* **DO THIS**: Return each line of the records with nothing changed, pictures excepted.

* **ENTRIES SHOWN**:
- - -

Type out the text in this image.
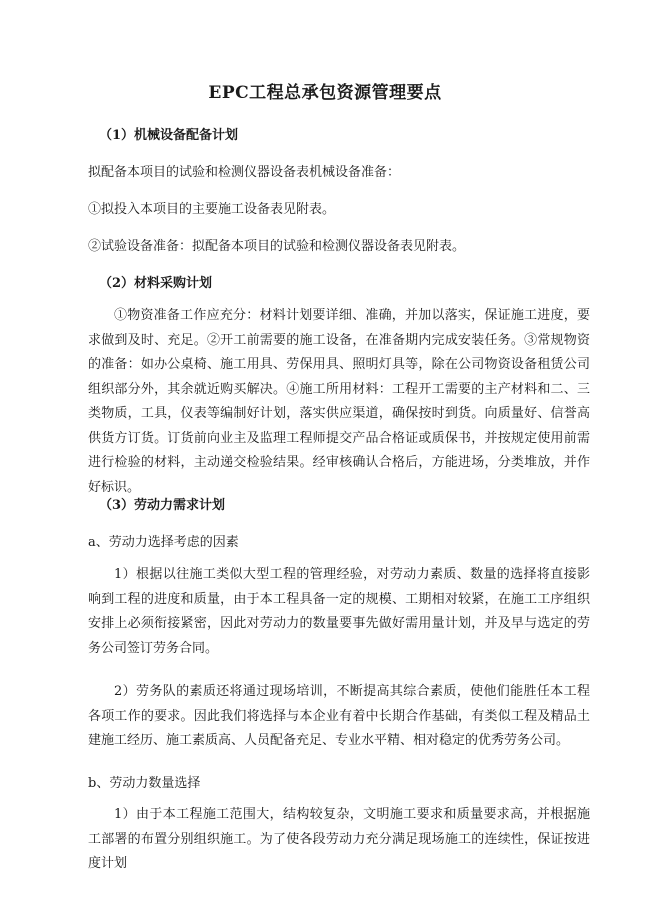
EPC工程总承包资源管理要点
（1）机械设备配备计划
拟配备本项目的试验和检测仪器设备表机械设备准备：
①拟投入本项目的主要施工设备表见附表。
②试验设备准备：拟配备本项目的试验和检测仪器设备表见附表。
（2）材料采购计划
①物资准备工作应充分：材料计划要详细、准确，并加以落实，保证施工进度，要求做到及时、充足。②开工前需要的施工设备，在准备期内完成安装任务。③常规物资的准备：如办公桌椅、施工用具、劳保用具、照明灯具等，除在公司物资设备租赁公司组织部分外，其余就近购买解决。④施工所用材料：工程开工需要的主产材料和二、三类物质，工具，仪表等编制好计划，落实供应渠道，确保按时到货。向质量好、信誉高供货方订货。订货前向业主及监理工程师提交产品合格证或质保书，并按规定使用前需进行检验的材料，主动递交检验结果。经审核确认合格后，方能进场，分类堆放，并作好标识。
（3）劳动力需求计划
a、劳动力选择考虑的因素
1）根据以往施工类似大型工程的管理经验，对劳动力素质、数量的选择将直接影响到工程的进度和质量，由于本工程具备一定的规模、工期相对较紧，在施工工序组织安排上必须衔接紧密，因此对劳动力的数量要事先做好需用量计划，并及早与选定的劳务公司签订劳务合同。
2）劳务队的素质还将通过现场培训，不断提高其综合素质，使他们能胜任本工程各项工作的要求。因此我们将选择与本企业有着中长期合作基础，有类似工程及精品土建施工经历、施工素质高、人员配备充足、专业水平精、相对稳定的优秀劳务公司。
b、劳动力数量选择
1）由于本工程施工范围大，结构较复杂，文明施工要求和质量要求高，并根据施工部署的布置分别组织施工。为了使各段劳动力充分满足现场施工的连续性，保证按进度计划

- - -

* **SOLVED EXERCISE**:
Type out the text in this image.
EPC工程总承包资源管理要点
（1）机械设备配备计划
拟配备本项目的试验和检测仪器设备表机械设备准备：
①拟投入本项目的主要施工设备表见附表。
②试验设备准备：拟配备本项目的试验和检测仪器设备表见附表。
（2）材料采购计划
①物资准备工作应充分：材料计划要详细、准确，并加以落实，保证施工进度，要求做到及时、充足。②开工前需要的施工设备，在准备期内完成安装任务。③常规物资的准备：如办公桌椅、施工用具、劳保用具、照明灯具等，除在公司物资设备租赁公司组织部分外，其余就近购买解决。④施工所用材料：工程开工需要的主产材料和二、三类物质，工具，仪表等编制好计划，落实供应渠道，确保按时到货。向质量好、信誉高供货方订货。订货前向业主及监理工程师提交产品合格证或质保书，并按规定使用前需进行检验的材料，主动递交检验结果。经审核确认合格后，方能进场，分类堆放，并作好标识。
（3）劳动力需求计划
a、劳动力选择考虑的因素
1）根据以往施工类似大型工程的管理经验，对劳动力素质、数量的选择将直接影响到工程的进度和质量，由于本工程具备一定的规模、工期相对较紧，在施工工序组织安排上必须衔接紧密，因此对劳动力的数量要事先做好需用量计划，并及早与选定的劳务公司签订劳务合同。
2）劳务队的素质还将通过现场培训，不断提高其综合素质，使他们能胜任本工程各项工作的要求。因此我们将选择与本企业有着中长期合作基础，有类似工程及精品土建施工经历、施工素质高、人员配备充足、专业水平精、相对稳定的优秀劳务公司。
b、劳动力数量选择
1）由于本工程施工范围大，结构较复杂，文明施工要求和质量要求高，并根据施工部署的布置分别组织施工。为了使各段劳动力充分满足现场施工的连续性，保证按进度计划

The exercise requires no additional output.